Records about charts and figures:
* * *

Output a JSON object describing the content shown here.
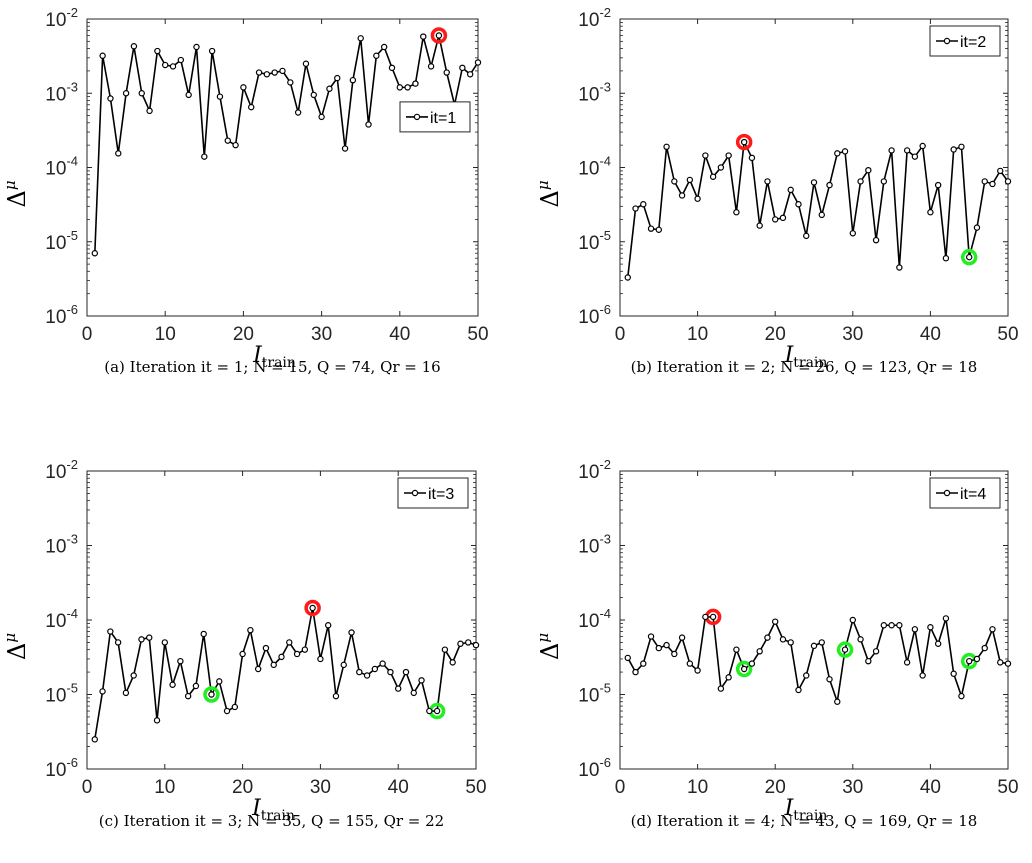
{
  "chart_data": [
    {
      "type": "line",
      "xlabel": "I",
      "xlabel_sub": "train",
      "ylabel": "Δ",
      "ylabel_sub": "μ",
      "ylog": true,
      "xlim": [
        0,
        50
      ],
      "ylim": [
        1e-06,
        0.01
      ],
      "xticks": [
        0,
        10,
        20,
        30,
        40,
        50
      ],
      "yticks": [
        {
          "base": "10",
          "exp": "-6",
          "v": 1e-06
        },
        {
          "base": "10",
          "exp": "-5",
          "v": 1e-05
        },
        {
          "base": "10",
          "exp": "-4",
          "v": 0.0001
        },
        {
          "base": "10",
          "exp": "-3",
          "v": 0.001
        },
        {
          "base": "10",
          "exp": "-2",
          "v": 0.01
        }
      ],
      "legend": "it=1",
      "legend_position": "right-middle",
      "caption": "(a) Iteration it = 1; N = 15, Q = 74, Qr = 16",
      "series_color": "#000000",
      "x": [
        1,
        2,
        3,
        4,
        5,
        6,
        7,
        8,
        9,
        10,
        11,
        12,
        13,
        14,
        15,
        16,
        17,
        18,
        19,
        20,
        21,
        22,
        23,
        24,
        25,
        26,
        27,
        28,
        29,
        30,
        31,
        32,
        33,
        34,
        35,
        36,
        37,
        38,
        39,
        40,
        41,
        42,
        43,
        44,
        45,
        46,
        47,
        48,
        49,
        50
      ],
      "y": [
        7e-06,
        0.0032,
        0.00085,
        0.000155,
        0.001,
        0.0043,
        0.001,
        0.00058,
        0.0037,
        0.0024,
        0.0023,
        0.0028,
        0.00095,
        0.0042,
        0.00014,
        0.0037,
        0.0009,
        0.00023,
        0.0002,
        0.0012,
        0.00065,
        0.0019,
        0.0018,
        0.0019,
        0.002,
        0.0014,
        0.00055,
        0.0025,
        0.00095,
        0.00048,
        0.00115,
        0.0016,
        0.00018,
        0.0015,
        0.0055,
        0.00038,
        0.0032,
        0.0042,
        0.0022,
        0.0012,
        0.0012,
        0.00135,
        0.0058,
        0.0023,
        0.006,
        0.0019,
        0.0007,
        0.0022,
        0.0018,
        0.0026
      ],
      "highlight_red": [
        45
      ],
      "highlight_green": []
    },
    {
      "type": "line",
      "xlabel": "I",
      "xlabel_sub": "train",
      "ylabel": "Δ",
      "ylabel_sub": "μ",
      "ylog": true,
      "xlim": [
        0,
        50
      ],
      "ylim": [
        1e-06,
        0.01
      ],
      "xticks": [
        0,
        10,
        20,
        30,
        40,
        50
      ],
      "yticks": [
        {
          "base": "10",
          "exp": "-6",
          "v": 1e-06
        },
        {
          "base": "10",
          "exp": "-5",
          "v": 1e-05
        },
        {
          "base": "10",
          "exp": "-4",
          "v": 0.0001
        },
        {
          "base": "10",
          "exp": "-3",
          "v": 0.001
        },
        {
          "base": "10",
          "exp": "-2",
          "v": 0.01
        }
      ],
      "legend": "it=2",
      "legend_position": "top-right",
      "caption": "(b) Iteration it = 2; N = 26, Q = 123, Qr = 18",
      "series_color": "#000000",
      "x": [
        1,
        2,
        3,
        4,
        5,
        6,
        7,
        8,
        9,
        10,
        11,
        12,
        13,
        14,
        15,
        16,
        17,
        18,
        19,
        20,
        21,
        22,
        23,
        24,
        25,
        26,
        27,
        28,
        29,
        30,
        31,
        32,
        33,
        34,
        35,
        36,
        37,
        38,
        39,
        40,
        41,
        42,
        43,
        44,
        45,
        46,
        47,
        48,
        49,
        50
      ],
      "y": [
        3.3e-06,
        2.8e-05,
        3.2e-05,
        1.5e-05,
        1.45e-05,
        0.00019,
        6.5e-05,
        4.2e-05,
        6.8e-05,
        3.8e-05,
        0.000145,
        7.5e-05,
        0.0001,
        0.000145,
        2.5e-05,
        0.00022,
        0.000135,
        1.65e-05,
        6.5e-05,
        2e-05,
        2.1e-05,
        5e-05,
        3.2e-05,
        1.2e-05,
        6.3e-05,
        2.3e-05,
        5.8e-05,
        0.000155,
        0.000165,
        1.3e-05,
        6.5e-05,
        9.2e-05,
        1.05e-05,
        6.5e-05,
        0.00017,
        4.5e-06,
        0.00017,
        0.00014,
        0.000195,
        2.5e-05,
        5.8e-05,
        6e-06,
        0.000175,
        0.00019,
        6.2e-06,
        1.55e-05,
        6.5e-05,
        6e-05,
        9e-05,
        6.5e-05
      ],
      "highlight_red": [
        16
      ],
      "highlight_green": [
        45
      ]
    },
    {
      "type": "line",
      "xlabel": "I",
      "xlabel_sub": "train",
      "ylabel": "Δ",
      "ylabel_sub": "μ",
      "ylog": true,
      "xlim": [
        0,
        50
      ],
      "ylim": [
        1e-06,
        0.01
      ],
      "xticks": [
        0,
        10,
        20,
        30,
        40,
        50
      ],
      "yticks": [
        {
          "base": "10",
          "exp": "-6",
          "v": 1e-06
        },
        {
          "base": "10",
          "exp": "-5",
          "v": 1e-05
        },
        {
          "base": "10",
          "exp": "-4",
          "v": 0.0001
        },
        {
          "base": "10",
          "exp": "-3",
          "v": 0.001
        },
        {
          "base": "10",
          "exp": "-2",
          "v": 0.01
        }
      ],
      "legend": "it=3",
      "legend_position": "top-right",
      "caption": "(c) Iteration it = 3; N = 35, Q = 155, Qr = 22",
      "series_color": "#000000",
      "x": [
        1,
        2,
        3,
        4,
        5,
        6,
        7,
        8,
        9,
        10,
        11,
        12,
        13,
        14,
        15,
        16,
        17,
        18,
        19,
        20,
        21,
        22,
        23,
        24,
        25,
        26,
        27,
        28,
        29,
        30,
        31,
        32,
        33,
        34,
        35,
        36,
        37,
        38,
        39,
        40,
        41,
        42,
        43,
        44,
        45,
        46,
        47,
        48,
        49,
        50
      ],
      "y": [
        2.5e-06,
        1.1e-05,
        7e-05,
        5e-05,
        1.05e-05,
        1.8e-05,
        5.5e-05,
        5.8e-05,
        4.5e-06,
        5e-05,
        1.35e-05,
        2.8e-05,
        9.5e-06,
        1.3e-05,
        6.5e-05,
        1e-05,
        1.5e-05,
        6e-06,
        6.8e-06,
        3.5e-05,
        7.3e-05,
        2.2e-05,
        4.2e-05,
        2.5e-05,
        3.2e-05,
        5e-05,
        3.5e-05,
        4e-05,
        0.000145,
        3e-05,
        8.5e-05,
        9.5e-06,
        2.5e-05,
        6.8e-05,
        2e-05,
        1.8e-05,
        2.2e-05,
        2.6e-05,
        2e-05,
        1.2e-05,
        2e-05,
        1.05e-05,
        1.55e-05,
        6e-06,
        6e-06,
        4e-05,
        2.7e-05,
        4.8e-05,
        5e-05,
        4.6e-05
      ],
      "highlight_red": [
        29
      ],
      "highlight_green": [
        16,
        45
      ]
    },
    {
      "type": "line",
      "xlabel": "I",
      "xlabel_sub": "train",
      "ylabel": "Δ",
      "ylabel_sub": "μ",
      "ylog": true,
      "xlim": [
        0,
        50
      ],
      "ylim": [
        1e-06,
        0.01
      ],
      "xticks": [
        0,
        10,
        20,
        30,
        40,
        50
      ],
      "yticks": [
        {
          "base": "10",
          "exp": "-6",
          "v": 1e-06
        },
        {
          "base": "10",
          "exp": "-5",
          "v": 1e-05
        },
        {
          "base": "10",
          "exp": "-4",
          "v": 0.0001
        },
        {
          "base": "10",
          "exp": "-3",
          "v": 0.001
        },
        {
          "base": "10",
          "exp": "-2",
          "v": 0.01
        }
      ],
      "legend": "it=4",
      "legend_position": "top-right",
      "caption": "(d) Iteration it = 4; N = 43, Q = 169, Qr = 18",
      "series_color": "#000000",
      "x": [
        1,
        2,
        3,
        4,
        5,
        6,
        7,
        8,
        9,
        10,
        11,
        12,
        13,
        14,
        15,
        16,
        17,
        18,
        19,
        20,
        21,
        22,
        23,
        24,
        25,
        26,
        27,
        28,
        29,
        30,
        31,
        32,
        33,
        34,
        35,
        36,
        37,
        38,
        39,
        40,
        41,
        42,
        43,
        44,
        45,
        46,
        47,
        48,
        49,
        50
      ],
      "y": [
        3.1e-05,
        2e-05,
        2.6e-05,
        6e-05,
        4.2e-05,
        4.6e-05,
        3.5e-05,
        5.8e-05,
        2.6e-05,
        2.1e-05,
        0.00011,
        0.00011,
        1.2e-05,
        1.7e-05,
        4e-05,
        2.2e-05,
        2.6e-05,
        3.8e-05,
        5.8e-05,
        9.5e-05,
        5.5e-05,
        5e-05,
        1.15e-05,
        1.8e-05,
        4.5e-05,
        5e-05,
        1.6e-05,
        8e-06,
        4e-05,
        0.0001,
        5.5e-05,
        2.8e-05,
        3.8e-05,
        8.5e-05,
        8.5e-05,
        8.5e-05,
        2.7e-05,
        7.5e-05,
        1.8e-05,
        8e-05,
        4.8e-05,
        0.000105,
        1.9e-05,
        9.5e-06,
        2.8e-05,
        3e-05,
        4.2e-05,
        7.5e-05,
        2.7e-05,
        2.6e-05
      ],
      "highlight_red": [
        12
      ],
      "highlight_green": [
        16,
        29,
        45
      ]
    }
  ]
}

* * *

TASK REQUIREMENTS: Report only how many lines in the listing contain the string "Iteration".

ANSWER TO THIS EXERCISE: 4